* **TASK DIRECTIONS**
Copy each line exactly. Leave nothing out.

[Data extracted from a collection]
____

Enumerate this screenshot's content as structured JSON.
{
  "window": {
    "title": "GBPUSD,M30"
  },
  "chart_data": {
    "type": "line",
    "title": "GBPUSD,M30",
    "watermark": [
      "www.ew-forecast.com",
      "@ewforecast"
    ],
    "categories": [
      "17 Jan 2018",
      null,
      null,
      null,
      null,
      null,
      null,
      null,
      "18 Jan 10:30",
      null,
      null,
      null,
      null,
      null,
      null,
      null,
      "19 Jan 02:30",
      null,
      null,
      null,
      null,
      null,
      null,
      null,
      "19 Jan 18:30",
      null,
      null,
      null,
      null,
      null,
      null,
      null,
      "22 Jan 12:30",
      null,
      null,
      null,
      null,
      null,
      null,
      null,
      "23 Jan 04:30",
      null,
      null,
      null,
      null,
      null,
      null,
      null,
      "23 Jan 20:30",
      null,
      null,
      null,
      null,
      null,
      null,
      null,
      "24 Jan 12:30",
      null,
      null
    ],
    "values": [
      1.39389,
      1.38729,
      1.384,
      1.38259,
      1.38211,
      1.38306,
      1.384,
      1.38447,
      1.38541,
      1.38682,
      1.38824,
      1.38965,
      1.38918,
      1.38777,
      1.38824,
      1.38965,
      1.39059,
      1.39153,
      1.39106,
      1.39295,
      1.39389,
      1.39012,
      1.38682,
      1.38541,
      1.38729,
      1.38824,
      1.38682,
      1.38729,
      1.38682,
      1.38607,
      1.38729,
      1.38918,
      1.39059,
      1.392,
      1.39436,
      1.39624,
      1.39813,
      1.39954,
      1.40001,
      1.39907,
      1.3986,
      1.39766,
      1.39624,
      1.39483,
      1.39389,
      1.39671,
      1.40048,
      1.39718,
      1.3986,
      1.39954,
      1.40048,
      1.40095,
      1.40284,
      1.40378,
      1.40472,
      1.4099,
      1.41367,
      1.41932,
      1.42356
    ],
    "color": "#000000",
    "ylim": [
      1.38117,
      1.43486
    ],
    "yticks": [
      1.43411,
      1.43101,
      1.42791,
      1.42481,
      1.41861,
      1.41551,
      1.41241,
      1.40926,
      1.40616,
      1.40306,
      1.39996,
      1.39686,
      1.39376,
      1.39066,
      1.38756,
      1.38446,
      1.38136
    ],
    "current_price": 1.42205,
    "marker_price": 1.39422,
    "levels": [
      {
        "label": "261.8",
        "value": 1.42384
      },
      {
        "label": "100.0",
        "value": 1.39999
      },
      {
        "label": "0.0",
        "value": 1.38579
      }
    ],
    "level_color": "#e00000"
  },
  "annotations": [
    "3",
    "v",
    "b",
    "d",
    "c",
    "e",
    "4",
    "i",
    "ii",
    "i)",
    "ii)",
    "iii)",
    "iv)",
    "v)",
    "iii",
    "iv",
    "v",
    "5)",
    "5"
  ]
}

____

* **THE SOLUTION**
Enumerate this screenshot's content as structured JSON.
{
  "window": {
    "title": "GBPUSD,M30"
  },
  "chart_data": {
    "type": "line",
    "title": "GBPUSD,M30",
    "watermark": [
      "www.ew-forecast.com",
      "@ewforecast"
    ],
    "categories": [
      "17 Jan 2018",
      null,
      null,
      null,
      null,
      null,
      null,
      null,
      "18 Jan 10:30",
      null,
      null,
      null,
      null,
      null,
      null,
      null,
      "19 Jan 02:30",
      null,
      null,
      null,
      null,
      null,
      null,
      null,
      "19 Jan 18:30",
      null,
      null,
      null,
      null,
      null,
      null,
      null,
      "22 Jan 12:30",
      null,
      null,
      null,
      null,
      null,
      null,
      null,
      "23 Jan 04:30",
      null,
      null,
      null,
      null,
      null,
      null,
      null,
      "23 Jan 20:30",
      null,
      null,
      null,
      null,
      null,
      null,
      null,
      "24 Jan 12:30",
      null,
      null
    ],
    "values": [
      1.39389,
      1.38729,
      1.384,
      1.38259,
      1.38211,
      1.38306,
      1.384,
      1.38447,
      1.38541,
      1.38682,
      1.38824,
      1.38965,
      1.38918,
      1.38777,
      1.38824,
      1.38965,
      1.39059,
      1.39153,
      1.39106,
      1.39295,
      1.39389,
      1.39012,
      1.38682,
      1.38541,
      1.38729,
      1.38824,
      1.38682,
      1.38729,
      1.38682,
      1.38607,
      1.38729,
      1.38918,
      1.39059,
      1.392,
      1.39436,
      1.39624,
      1.39813,
      1.39954,
      1.40001,
      1.39907,
      1.3986,
      1.39766,
      1.39624,
      1.39483,
      1.39389,
      1.39671,
      1.40048,
      1.39718,
      1.3986,
      1.39954,
      1.40048,
      1.40095,
      1.40284,
      1.40378,
      1.40472,
      1.4099,
      1.41367,
      1.41932,
      1.42356
    ],
    "color": "#000000",
    "ylim": [
      1.38117,
      1.43486
    ],
    "yticks": [
      1.43411,
      1.43101,
      1.42791,
      1.42481,
      1.41861,
      1.41551,
      1.41241,
      1.40926,
      1.40616,
      1.40306,
      1.39996,
      1.39686,
      1.39376,
      1.39066,
      1.38756,
      1.38446,
      1.38136
    ],
    "current_price": 1.42205,
    "marker_price": 1.39422,
    "levels": [
      {
        "label": "261.8",
        "value": 1.42384
      },
      {
        "label": "100.0",
        "value": 1.39999
      },
      {
        "label": "0.0",
        "value": 1.38579
      }
    ],
    "level_color": "#e00000"
  },
  "annotations": [
    "3",
    "v",
    "b",
    "d",
    "c",
    "e",
    "4",
    "i",
    "ii",
    "i)",
    "ii)",
    "iii)",
    "iv)",
    "v)",
    "iii",
    "iv",
    "v",
    "5)",
    "5"
  ]
}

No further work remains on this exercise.